# START OF SOURCE DATA

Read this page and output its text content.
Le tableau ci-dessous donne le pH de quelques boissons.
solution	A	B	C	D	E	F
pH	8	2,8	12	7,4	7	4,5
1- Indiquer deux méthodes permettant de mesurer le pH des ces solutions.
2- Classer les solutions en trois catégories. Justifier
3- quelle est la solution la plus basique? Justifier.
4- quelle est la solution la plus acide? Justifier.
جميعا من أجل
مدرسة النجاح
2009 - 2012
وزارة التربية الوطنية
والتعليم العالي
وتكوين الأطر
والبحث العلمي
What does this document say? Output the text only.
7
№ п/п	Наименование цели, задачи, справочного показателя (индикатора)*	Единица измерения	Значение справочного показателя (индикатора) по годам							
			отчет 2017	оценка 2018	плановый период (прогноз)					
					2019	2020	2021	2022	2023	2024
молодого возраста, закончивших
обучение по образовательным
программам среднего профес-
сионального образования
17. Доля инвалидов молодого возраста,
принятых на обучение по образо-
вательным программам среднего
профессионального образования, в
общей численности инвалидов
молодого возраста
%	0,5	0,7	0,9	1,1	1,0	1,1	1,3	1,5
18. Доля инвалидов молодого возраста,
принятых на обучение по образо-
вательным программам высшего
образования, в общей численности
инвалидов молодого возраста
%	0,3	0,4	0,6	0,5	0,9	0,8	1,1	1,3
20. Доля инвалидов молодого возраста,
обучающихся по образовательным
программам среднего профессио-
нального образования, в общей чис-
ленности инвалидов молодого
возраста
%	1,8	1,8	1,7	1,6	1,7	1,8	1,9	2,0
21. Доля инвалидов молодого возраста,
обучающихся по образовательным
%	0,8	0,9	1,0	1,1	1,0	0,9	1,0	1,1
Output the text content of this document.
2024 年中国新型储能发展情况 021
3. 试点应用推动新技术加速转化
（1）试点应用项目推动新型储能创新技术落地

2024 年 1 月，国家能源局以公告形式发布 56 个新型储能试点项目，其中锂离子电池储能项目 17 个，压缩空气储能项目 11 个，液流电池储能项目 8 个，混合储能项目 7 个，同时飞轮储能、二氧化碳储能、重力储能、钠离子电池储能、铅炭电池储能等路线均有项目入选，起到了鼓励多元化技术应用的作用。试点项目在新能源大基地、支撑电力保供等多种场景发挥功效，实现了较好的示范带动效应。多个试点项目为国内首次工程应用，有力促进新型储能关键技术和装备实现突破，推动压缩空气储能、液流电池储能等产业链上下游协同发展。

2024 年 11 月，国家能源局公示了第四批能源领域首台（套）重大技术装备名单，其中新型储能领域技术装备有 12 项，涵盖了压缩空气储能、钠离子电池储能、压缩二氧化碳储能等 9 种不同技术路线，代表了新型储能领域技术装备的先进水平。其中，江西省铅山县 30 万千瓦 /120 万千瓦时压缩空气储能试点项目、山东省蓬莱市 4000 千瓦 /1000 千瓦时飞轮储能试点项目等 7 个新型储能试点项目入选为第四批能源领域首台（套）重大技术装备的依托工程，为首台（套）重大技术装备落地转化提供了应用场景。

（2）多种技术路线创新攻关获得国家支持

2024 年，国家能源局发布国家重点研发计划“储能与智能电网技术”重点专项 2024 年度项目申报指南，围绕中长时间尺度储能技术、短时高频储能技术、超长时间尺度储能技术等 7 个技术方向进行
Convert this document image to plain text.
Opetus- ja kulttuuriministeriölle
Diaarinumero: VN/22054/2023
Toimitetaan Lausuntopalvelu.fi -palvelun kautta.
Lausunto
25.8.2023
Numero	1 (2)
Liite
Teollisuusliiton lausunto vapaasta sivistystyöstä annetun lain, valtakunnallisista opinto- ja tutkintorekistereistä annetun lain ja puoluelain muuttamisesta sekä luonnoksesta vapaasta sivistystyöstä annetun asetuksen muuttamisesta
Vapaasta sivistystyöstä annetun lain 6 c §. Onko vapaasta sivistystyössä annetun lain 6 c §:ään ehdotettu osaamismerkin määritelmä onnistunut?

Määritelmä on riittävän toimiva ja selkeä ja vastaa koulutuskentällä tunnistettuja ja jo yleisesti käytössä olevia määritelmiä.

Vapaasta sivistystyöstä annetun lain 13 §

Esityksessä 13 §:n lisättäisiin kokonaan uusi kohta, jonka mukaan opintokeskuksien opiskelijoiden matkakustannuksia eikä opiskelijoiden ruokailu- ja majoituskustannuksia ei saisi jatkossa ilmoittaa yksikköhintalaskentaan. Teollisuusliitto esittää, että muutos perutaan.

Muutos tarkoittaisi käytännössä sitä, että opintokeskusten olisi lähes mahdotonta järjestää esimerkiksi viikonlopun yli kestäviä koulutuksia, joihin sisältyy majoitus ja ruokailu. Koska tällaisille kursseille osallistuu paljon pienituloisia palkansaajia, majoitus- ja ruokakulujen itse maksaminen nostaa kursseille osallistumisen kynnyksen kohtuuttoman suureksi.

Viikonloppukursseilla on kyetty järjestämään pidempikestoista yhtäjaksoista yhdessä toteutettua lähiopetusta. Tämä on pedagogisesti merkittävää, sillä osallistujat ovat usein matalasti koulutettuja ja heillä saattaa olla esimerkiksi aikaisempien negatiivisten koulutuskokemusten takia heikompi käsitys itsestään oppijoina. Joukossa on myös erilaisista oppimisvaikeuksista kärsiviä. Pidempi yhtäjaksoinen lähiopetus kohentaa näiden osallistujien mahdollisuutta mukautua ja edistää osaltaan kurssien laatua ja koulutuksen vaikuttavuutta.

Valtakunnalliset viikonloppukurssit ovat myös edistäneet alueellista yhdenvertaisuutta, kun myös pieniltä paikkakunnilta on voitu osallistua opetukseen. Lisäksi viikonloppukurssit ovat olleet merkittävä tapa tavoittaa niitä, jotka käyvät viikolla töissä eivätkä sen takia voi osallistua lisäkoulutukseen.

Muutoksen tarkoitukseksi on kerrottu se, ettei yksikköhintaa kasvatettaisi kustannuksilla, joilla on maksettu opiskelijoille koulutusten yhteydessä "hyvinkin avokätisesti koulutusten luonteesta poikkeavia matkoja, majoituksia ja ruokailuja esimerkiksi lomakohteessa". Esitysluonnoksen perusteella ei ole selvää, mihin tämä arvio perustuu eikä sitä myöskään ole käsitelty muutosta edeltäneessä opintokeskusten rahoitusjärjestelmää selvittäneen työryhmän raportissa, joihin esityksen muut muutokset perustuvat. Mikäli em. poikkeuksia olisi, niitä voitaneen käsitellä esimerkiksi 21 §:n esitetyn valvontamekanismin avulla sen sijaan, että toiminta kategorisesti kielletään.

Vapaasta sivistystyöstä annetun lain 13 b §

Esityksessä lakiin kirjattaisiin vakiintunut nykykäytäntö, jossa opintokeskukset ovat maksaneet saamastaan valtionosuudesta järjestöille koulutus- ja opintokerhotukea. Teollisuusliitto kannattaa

# END OF SOURCE DATA

PROBLEM REQUIREMENTS: Copy out each line in the listing that has the word "document".

RESPONSE TO THIS EXERCISE:
What does this document say? Output the text only.
Output the text content of this document.
Convert this document image to plain text.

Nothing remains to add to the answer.